• [WHAT YOU NEED TO DO]: Transcribe the material in full, exactly as written.

Figure record listings:
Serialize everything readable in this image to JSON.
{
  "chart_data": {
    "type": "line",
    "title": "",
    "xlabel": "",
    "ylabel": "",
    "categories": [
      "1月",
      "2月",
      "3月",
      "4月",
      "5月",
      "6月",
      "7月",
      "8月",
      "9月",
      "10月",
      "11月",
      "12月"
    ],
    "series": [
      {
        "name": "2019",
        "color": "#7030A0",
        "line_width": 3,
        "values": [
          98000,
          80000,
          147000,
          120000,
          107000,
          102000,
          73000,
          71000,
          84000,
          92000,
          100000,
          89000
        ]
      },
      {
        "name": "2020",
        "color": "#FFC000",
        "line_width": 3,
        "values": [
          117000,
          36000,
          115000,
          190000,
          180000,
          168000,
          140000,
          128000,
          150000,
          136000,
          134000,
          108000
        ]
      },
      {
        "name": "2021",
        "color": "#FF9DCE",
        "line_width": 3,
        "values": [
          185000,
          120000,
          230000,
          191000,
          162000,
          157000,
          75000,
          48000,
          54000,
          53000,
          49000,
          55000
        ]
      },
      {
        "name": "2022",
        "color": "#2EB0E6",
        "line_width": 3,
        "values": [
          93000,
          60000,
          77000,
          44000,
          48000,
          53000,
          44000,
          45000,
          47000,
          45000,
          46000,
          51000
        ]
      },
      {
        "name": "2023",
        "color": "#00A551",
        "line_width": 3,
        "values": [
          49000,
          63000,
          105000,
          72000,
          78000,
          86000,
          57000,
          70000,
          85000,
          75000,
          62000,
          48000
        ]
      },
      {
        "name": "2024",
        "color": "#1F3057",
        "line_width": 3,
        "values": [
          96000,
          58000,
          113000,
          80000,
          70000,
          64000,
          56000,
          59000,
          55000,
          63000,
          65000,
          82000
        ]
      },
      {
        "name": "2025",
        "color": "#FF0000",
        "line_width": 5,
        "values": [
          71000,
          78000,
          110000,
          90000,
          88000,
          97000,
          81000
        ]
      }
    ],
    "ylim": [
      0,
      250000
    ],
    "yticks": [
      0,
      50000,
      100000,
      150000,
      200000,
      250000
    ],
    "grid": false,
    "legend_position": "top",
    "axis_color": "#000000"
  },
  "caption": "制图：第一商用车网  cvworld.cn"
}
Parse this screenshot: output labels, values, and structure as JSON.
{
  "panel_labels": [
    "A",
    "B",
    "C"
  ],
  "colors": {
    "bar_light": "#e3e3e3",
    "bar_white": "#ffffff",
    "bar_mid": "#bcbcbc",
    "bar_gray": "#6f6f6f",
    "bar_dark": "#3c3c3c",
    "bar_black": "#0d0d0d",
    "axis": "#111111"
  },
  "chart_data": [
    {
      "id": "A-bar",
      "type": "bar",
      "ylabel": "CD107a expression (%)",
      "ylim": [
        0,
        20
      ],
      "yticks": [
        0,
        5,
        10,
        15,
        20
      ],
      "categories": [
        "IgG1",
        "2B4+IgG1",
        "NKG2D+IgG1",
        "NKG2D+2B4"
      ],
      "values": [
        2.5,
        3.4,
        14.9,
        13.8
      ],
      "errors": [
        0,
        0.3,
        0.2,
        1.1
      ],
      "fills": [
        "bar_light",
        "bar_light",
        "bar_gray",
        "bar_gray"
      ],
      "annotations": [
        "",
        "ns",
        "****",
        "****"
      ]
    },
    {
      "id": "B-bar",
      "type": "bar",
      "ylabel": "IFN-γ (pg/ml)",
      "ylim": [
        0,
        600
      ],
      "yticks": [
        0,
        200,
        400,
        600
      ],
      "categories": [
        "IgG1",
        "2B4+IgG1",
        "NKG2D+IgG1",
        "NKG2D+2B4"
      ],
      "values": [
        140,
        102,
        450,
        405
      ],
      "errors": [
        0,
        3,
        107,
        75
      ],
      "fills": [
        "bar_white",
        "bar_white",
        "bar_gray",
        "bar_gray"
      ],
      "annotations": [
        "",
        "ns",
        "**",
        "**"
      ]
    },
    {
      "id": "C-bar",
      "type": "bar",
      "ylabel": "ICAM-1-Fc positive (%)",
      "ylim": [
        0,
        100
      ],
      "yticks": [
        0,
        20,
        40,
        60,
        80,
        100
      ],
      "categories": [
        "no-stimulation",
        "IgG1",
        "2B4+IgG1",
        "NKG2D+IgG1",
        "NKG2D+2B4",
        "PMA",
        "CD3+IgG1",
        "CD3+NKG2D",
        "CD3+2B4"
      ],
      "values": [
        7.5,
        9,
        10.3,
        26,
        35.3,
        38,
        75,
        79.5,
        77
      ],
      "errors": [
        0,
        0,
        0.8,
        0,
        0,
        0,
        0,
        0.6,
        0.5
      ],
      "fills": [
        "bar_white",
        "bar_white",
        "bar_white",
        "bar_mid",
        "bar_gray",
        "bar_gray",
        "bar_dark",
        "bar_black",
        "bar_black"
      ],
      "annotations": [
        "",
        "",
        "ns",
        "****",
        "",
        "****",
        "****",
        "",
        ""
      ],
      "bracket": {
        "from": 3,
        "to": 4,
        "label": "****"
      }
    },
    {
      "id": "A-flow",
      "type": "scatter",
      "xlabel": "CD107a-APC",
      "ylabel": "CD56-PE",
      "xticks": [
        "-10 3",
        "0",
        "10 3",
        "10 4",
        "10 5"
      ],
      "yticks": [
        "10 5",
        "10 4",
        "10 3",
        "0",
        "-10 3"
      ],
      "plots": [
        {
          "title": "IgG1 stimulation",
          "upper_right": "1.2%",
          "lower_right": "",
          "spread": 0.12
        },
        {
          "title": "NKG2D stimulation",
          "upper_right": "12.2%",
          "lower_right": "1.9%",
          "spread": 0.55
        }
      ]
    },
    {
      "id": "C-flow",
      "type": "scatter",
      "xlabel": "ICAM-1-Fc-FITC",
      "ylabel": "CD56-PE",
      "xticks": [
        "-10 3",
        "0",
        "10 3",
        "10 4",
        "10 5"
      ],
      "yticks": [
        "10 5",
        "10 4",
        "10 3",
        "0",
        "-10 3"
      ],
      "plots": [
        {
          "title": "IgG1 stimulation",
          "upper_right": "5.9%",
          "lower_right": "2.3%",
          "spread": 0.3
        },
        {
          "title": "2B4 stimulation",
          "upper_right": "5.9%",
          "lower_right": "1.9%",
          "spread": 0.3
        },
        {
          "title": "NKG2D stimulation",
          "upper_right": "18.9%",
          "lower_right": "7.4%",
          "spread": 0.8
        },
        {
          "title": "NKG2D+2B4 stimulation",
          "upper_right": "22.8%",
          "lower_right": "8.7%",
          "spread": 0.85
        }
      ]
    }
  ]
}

• [CORRECT OUTPUT]:
Serialize everything readable in this image to JSON.
{
  "chart_data": {
    "type": "line",
    "title": "",
    "xlabel": "",
    "ylabel": "",
    "categories": [
      "1月",
      "2月",
      "3月",
      "4月",
      "5月",
      "6月",
      "7月",
      "8月",
      "9月",
      "10月",
      "11月",
      "12月"
    ],
    "series": [
      {
        "name": "2019",
        "color": "#7030A0",
        "line_width": 3,
        "values": [
          98000,
          80000,
          147000,
          120000,
          107000,
          102000,
          73000,
          71000,
          84000,
          92000,
          100000,
          89000
        ]
      },
      {
        "name": "2020",
        "color": "#FFC000",
        "line_width": 3,
        "values": [
          117000,
          36000,
          115000,
          190000,
          180000,
          168000,
          140000,
          128000,
          150000,
          136000,
          134000,
          108000
        ]
      },
      {
        "name": "2021",
        "color": "#FF9DCE",
        "line_width": 3,
        "values": [
          185000,
          120000,
          230000,
          191000,
          162000,
          157000,
          75000,
          48000,
          54000,
          53000,
          49000,
          55000
        ]
      },
      {
        "name": "2022",
        "color": "#2EB0E6",
        "line_width": 3,
        "values": [
          93000,
          60000,
          77000,
          44000,
          48000,
          53000,
          44000,
          45000,
          47000,
          45000,
          46000,
          51000
        ]
      },
      {
        "name": "2023",
        "color": "#00A551",
        "line_width": 3,
        "values": [
          49000,
          63000,
          105000,
          72000,
          78000,
          86000,
          57000,
          70000,
          85000,
          75000,
          62000,
          48000
        ]
      },
      {
        "name": "2024",
        "color": "#1F3057",
        "line_width": 3,
        "values": [
          96000,
          58000,
          113000,
          80000,
          70000,
          64000,
          56000,
          59000,
          55000,
          63000,
          65000,
          82000
        ]
      },
      {
        "name": "2025",
        "color": "#FF0000",
        "line_width": 5,
        "values": [
          71000,
          78000,
          110000,
          90000,
          88000,
          97000,
          81000
        ]
      }
    ],
    "ylim": [
      0,
      250000
    ],
    "yticks": [
      0,
      50000,
      100000,
      150000,
      200000,
      250000
    ],
    "grid": false,
    "legend_position": "top",
    "axis_color": "#000000"
  },
  "caption": "制图：第一商用车网  cvworld.cn"
}
Parse this screenshot: output labels, values, and structure as JSON.
{
  "panel_labels": [
    "A",
    "B",
    "C"
  ],
  "colors": {
    "bar_light": "#e3e3e3",
    "bar_white": "#ffffff",
    "bar_mid": "#bcbcbc",
    "bar_gray": "#6f6f6f",
    "bar_dark": "#3c3c3c",
    "bar_black": "#0d0d0d",
    "axis": "#111111"
  },
  "chart_data": [
    {
      "id": "A-bar",
      "type": "bar",
      "ylabel": "CD107a expression (%)",
      "ylim": [
        0,
        20
      ],
      "yticks": [
        0,
        5,
        10,
        15,
        20
      ],
      "categories": [
        "IgG1",
        "2B4+IgG1",
        "NKG2D+IgG1",
        "NKG2D+2B4"
      ],
      "values": [
        2.5,
        3.4,
        14.9,
        13.8
      ],
      "errors": [
        0,
        0.3,
        0.2,
        1.1
      ],
      "fills": [
        "bar_light",
        "bar_light",
        "bar_gray",
        "bar_gray"
      ],
      "annotations": [
        "",
        "ns",
        "****",
        "****"
      ]
    },
    {
      "id": "B-bar",
      "type": "bar",
      "ylabel": "IFN-γ (pg/ml)",
      "ylim": [
        0,
        600
      ],
      "yticks": [
        0,
        200,
        400,
        600
      ],
      "categories": [
        "IgG1",
        "2B4+IgG1",
        "NKG2D+IgG1",
        "NKG2D+2B4"
      ],
      "values": [
        140,
        102,
        450,
        405
      ],
      "errors": [
        0,
        3,
        107,
        75
      ],
      "fills": [
        "bar_white",
        "bar_white",
        "bar_gray",
        "bar_gray"
      ],
      "annotations": [
        "",
        "ns",
        "**",
        "**"
      ]
    },
    {
      "id": "C-bar",
      "type": "bar",
      "ylabel": "ICAM-1-Fc positive (%)",
      "ylim": [
        0,
        100
      ],
      "yticks": [
        0,
        20,
        40,
        60,
        80,
        100
      ],
      "categories": [
        "no-stimulation",
        "IgG1",
        "2B4+IgG1",
        "NKG2D+IgG1",
        "NKG2D+2B4",
        "PMA",
        "CD3+IgG1",
        "CD3+NKG2D",
        "CD3+2B4"
      ],
      "values": [
        7.5,
        9,
        10.3,
        26,
        35.3,
        38,
        75,
        79.5,
        77
      ],
      "errors": [
        0,
        0,
        0.8,
        0,
        0,
        0,
        0,
        0.6,
        0.5
      ],
      "fills": [
        "bar_white",
        "bar_white",
        "bar_white",
        "bar_mid",
        "bar_gray",
        "bar_gray",
        "bar_dark",
        "bar_black",
        "bar_black"
      ],
      "annotations": [
        "",
        "",
        "ns",
        "****",
        "",
        "****",
        "****",
        "",
        ""
      ],
      "bracket": {
        "from": 3,
        "to": 4,
        "label": "****"
      }
    },
    {
      "id": "A-flow",
      "type": "scatter",
      "xlabel": "CD107a-APC",
      "ylabel": "CD56-PE",
      "xticks": [
        "-10 3",
        "0",
        "10 3",
        "10 4",
        "10 5"
      ],
      "yticks": [
        "10 5",
        "10 4",
        "10 3",
        "0",
        "-10 3"
      ],
      "plots": [
        {
          "title": "IgG1 stimulation",
          "upper_right": "1.2%",
          "lower_right": "",
          "spread": 0.12
        },
        {
          "title": "NKG2D stimulation",
          "upper_right": "12.2%",
          "lower_right": "1.9%",
          "spread": 0.55
        }
      ]
    },
    {
      "id": "C-flow",
      "type": "scatter",
      "xlabel": "ICAM-1-Fc-FITC",
      "ylabel": "CD56-PE",
      "xticks": [
        "-10 3",
        "0",
        "10 3",
        "10 4",
        "10 5"
      ],
      "yticks": [
        "10 5",
        "10 4",
        "10 3",
        "0",
        "-10 3"
      ],
      "plots": [
        {
          "title": "IgG1 stimulation",
          "upper_right": "5.9%",
          "lower_right": "2.3%",
          "spread": 0.3
        },
        {
          "title": "2B4 stimulation",
          "upper_right": "5.9%",
          "lower_right": "1.9%",
          "spread": 0.3
        },
        {
          "title": "NKG2D stimulation",
          "upper_right": "18.9%",
          "lower_right": "7.4%",
          "spread": 0.8
        },
        {
          "title": "NKG2D+2B4 stimulation",
          "upper_right": "22.8%",
          "lower_right": "8.7%",
          "spread": 0.85
        }
      ]
    }
  ]
}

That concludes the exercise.